# TASK INSTRUCTIONS:
Report every line in the listing below where the string "ขาดแคลน" shows up.

# RECORDS SUPPLIED:
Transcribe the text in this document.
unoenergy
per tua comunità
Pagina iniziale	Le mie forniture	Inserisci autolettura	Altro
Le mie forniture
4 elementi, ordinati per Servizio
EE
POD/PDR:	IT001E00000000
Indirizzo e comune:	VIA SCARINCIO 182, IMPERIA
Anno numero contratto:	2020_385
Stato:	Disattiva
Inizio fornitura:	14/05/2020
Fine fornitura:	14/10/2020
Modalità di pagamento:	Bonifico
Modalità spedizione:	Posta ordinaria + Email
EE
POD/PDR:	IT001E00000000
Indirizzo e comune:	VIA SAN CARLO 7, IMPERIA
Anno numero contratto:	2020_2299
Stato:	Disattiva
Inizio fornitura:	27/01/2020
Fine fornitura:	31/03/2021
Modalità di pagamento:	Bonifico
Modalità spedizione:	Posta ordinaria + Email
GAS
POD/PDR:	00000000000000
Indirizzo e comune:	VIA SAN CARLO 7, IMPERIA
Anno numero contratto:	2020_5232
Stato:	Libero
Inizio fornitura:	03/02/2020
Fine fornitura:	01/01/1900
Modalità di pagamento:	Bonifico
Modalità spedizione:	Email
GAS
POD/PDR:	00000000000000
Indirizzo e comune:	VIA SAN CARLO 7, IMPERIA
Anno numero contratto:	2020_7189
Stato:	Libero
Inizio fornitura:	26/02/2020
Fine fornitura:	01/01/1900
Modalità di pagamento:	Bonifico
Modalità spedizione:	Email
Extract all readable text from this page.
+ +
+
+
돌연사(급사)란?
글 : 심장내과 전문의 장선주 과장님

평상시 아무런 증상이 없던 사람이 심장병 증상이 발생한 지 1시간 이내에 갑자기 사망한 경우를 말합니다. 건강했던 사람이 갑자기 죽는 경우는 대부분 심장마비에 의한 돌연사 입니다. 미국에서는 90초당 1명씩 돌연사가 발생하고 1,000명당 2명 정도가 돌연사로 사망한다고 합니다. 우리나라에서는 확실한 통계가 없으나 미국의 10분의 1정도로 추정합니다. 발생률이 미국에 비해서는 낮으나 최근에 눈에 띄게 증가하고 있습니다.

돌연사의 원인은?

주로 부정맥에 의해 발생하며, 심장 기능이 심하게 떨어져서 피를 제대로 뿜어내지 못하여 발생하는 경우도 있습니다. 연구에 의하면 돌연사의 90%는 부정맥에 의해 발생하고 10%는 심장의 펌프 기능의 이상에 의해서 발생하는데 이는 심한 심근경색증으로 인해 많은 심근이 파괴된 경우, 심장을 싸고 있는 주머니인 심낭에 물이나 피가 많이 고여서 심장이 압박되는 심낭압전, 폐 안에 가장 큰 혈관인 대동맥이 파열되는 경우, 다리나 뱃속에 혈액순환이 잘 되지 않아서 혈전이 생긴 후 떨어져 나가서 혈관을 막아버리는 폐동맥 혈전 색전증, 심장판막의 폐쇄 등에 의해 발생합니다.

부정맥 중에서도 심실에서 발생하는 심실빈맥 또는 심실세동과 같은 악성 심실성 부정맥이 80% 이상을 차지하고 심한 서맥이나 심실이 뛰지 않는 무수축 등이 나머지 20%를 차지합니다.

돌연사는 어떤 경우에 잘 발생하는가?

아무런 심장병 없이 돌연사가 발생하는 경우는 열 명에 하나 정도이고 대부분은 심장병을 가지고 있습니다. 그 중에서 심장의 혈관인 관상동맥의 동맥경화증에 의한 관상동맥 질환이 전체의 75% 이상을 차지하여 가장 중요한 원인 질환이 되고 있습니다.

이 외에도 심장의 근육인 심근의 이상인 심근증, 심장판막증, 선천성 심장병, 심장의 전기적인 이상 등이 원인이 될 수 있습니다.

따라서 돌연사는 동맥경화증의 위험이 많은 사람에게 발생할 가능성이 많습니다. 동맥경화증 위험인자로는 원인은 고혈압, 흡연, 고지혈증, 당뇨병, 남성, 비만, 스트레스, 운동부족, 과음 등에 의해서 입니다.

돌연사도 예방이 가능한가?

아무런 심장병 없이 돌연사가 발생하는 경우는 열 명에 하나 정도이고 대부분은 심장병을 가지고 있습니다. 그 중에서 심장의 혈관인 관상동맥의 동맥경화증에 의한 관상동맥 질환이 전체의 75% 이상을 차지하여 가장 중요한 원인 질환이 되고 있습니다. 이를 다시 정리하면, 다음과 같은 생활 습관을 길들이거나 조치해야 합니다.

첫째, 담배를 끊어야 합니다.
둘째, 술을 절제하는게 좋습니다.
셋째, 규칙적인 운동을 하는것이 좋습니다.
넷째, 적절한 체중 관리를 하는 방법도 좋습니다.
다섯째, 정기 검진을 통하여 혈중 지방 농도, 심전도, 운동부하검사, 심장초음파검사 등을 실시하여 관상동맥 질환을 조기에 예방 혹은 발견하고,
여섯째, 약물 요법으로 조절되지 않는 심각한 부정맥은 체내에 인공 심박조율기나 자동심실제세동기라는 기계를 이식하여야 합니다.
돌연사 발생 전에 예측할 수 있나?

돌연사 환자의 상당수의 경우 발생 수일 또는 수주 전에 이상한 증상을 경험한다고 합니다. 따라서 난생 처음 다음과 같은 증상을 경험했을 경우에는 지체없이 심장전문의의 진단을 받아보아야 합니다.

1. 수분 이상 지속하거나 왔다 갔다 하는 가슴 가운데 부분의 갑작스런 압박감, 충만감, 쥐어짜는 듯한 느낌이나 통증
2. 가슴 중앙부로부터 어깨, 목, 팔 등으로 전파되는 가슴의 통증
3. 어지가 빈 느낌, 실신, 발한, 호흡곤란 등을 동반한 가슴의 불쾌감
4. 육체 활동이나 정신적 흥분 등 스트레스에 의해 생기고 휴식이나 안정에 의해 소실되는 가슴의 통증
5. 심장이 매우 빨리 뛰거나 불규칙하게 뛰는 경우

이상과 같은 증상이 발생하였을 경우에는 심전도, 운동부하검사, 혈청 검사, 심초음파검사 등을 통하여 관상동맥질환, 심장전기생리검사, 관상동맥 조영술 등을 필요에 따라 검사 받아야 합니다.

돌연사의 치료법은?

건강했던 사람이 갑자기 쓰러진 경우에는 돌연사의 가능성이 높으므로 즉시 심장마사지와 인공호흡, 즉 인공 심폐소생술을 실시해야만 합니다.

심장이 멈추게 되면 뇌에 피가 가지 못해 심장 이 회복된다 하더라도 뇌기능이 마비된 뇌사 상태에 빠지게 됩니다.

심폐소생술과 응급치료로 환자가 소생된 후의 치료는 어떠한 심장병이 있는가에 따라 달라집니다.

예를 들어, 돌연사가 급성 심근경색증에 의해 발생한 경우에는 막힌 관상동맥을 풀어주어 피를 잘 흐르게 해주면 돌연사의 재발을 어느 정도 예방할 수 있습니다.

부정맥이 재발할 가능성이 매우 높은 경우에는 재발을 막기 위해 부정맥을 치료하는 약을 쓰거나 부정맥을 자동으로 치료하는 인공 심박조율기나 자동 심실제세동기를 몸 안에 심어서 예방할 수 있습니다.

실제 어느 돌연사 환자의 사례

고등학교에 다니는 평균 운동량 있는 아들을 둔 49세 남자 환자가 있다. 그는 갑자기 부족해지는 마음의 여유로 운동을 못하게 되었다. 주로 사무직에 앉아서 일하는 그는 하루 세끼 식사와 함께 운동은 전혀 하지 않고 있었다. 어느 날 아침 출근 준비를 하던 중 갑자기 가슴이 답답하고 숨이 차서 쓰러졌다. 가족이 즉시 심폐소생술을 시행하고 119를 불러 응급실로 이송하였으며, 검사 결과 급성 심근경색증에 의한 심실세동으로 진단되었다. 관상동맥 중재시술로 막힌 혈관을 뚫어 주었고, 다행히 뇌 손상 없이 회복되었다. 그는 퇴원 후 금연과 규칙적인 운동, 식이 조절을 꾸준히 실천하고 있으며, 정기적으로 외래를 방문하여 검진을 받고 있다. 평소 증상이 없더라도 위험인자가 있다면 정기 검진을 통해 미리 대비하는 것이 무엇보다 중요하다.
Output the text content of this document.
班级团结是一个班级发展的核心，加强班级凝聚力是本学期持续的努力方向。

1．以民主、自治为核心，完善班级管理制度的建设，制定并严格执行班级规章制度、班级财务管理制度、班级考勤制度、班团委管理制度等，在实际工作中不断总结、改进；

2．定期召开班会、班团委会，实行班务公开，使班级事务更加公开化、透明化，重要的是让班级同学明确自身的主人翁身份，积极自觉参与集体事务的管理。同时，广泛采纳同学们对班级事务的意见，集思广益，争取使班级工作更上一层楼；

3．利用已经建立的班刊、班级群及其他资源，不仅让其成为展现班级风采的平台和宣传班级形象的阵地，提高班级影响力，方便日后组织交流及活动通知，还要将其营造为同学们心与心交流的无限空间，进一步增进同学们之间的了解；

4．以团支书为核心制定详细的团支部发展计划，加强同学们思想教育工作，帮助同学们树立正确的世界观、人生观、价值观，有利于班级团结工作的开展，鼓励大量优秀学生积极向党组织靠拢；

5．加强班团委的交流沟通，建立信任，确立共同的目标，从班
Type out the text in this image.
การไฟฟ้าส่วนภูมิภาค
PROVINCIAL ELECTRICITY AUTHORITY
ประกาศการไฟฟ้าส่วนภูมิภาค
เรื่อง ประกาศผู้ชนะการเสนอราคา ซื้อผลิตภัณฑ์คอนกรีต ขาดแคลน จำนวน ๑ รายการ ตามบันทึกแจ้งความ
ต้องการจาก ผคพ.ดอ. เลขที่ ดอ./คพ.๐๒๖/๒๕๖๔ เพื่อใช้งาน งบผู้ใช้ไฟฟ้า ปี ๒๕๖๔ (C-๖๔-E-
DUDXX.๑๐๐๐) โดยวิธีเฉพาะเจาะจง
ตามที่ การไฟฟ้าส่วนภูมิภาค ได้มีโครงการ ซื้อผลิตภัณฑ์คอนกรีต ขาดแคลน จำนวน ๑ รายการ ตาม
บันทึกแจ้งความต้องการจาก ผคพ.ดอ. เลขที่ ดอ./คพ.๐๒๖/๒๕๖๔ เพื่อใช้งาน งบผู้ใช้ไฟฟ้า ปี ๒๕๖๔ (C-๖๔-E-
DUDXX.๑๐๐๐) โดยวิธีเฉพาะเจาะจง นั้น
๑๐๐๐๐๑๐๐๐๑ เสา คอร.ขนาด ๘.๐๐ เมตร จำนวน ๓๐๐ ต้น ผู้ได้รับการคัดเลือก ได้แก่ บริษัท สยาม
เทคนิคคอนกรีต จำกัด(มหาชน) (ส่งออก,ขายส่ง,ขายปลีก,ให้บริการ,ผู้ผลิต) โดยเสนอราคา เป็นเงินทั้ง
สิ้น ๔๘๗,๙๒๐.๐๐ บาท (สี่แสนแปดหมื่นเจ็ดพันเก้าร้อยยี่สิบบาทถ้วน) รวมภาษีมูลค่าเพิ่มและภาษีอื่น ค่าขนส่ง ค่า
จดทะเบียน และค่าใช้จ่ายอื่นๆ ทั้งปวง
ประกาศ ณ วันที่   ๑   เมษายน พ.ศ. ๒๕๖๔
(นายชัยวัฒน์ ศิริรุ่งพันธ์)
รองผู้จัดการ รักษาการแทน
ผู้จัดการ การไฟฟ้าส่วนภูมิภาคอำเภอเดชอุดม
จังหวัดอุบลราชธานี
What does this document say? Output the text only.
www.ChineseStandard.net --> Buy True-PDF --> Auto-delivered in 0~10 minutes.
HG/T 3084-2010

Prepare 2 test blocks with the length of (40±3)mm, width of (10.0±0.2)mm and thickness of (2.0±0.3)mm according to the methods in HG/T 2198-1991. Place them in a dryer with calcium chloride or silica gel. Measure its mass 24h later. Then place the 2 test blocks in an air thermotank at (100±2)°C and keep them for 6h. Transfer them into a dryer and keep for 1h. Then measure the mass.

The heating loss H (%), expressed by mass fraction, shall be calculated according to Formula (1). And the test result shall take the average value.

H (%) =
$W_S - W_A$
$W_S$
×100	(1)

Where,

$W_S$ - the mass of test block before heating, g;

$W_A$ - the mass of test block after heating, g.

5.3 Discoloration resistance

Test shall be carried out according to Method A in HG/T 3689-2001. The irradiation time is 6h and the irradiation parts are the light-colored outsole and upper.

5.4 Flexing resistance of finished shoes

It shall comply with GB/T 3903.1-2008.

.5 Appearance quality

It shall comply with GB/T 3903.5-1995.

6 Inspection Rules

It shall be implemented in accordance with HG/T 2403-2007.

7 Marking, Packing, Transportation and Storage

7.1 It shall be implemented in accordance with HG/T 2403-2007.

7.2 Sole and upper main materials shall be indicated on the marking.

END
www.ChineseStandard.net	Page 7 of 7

# WRITTEN SOLUTION:
เรื่อง ประกาศผู้ชนะการเสนอราคา ซื้อผลิตภัณฑ์คอนกรีต ขาดแคลน จำนวน ๑ รายการ ตามบันทึกแจ้งความ
ตามที่ การไฟฟ้าส่วนภูมิภาค ได้มีโครงการ ซื้อผลิตภัณฑ์คอนกรีต ขาดแคลน จำนวน ๑ รายการ ตาม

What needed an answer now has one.